» **INFORMATION SUPPLIED**:
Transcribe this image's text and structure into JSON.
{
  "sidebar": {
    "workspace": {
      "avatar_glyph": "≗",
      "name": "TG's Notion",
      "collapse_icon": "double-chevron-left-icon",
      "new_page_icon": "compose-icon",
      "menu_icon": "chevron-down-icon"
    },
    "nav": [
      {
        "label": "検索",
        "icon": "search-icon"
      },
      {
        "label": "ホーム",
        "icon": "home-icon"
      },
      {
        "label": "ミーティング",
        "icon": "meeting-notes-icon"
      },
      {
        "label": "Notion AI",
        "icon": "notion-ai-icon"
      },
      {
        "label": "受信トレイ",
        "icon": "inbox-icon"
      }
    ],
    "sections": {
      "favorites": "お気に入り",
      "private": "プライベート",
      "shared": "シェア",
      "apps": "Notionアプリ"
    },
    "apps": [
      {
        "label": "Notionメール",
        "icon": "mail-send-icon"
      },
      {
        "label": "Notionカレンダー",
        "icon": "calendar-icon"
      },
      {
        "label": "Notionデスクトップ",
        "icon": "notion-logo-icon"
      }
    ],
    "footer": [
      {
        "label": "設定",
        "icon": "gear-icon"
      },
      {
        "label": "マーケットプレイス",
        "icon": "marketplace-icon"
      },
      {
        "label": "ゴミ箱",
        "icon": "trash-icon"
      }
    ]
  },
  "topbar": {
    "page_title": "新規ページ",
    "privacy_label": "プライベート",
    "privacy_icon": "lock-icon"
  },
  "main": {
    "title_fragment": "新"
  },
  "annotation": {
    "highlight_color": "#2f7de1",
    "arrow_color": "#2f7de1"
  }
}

» **JOB**:
Find the lines that include the string "chevron", then copy each of them.

» **RESULT BELOW**:
      "collapse_icon": "double-chevron-left-icon",
      "menu_icon": "chevron-down-icon"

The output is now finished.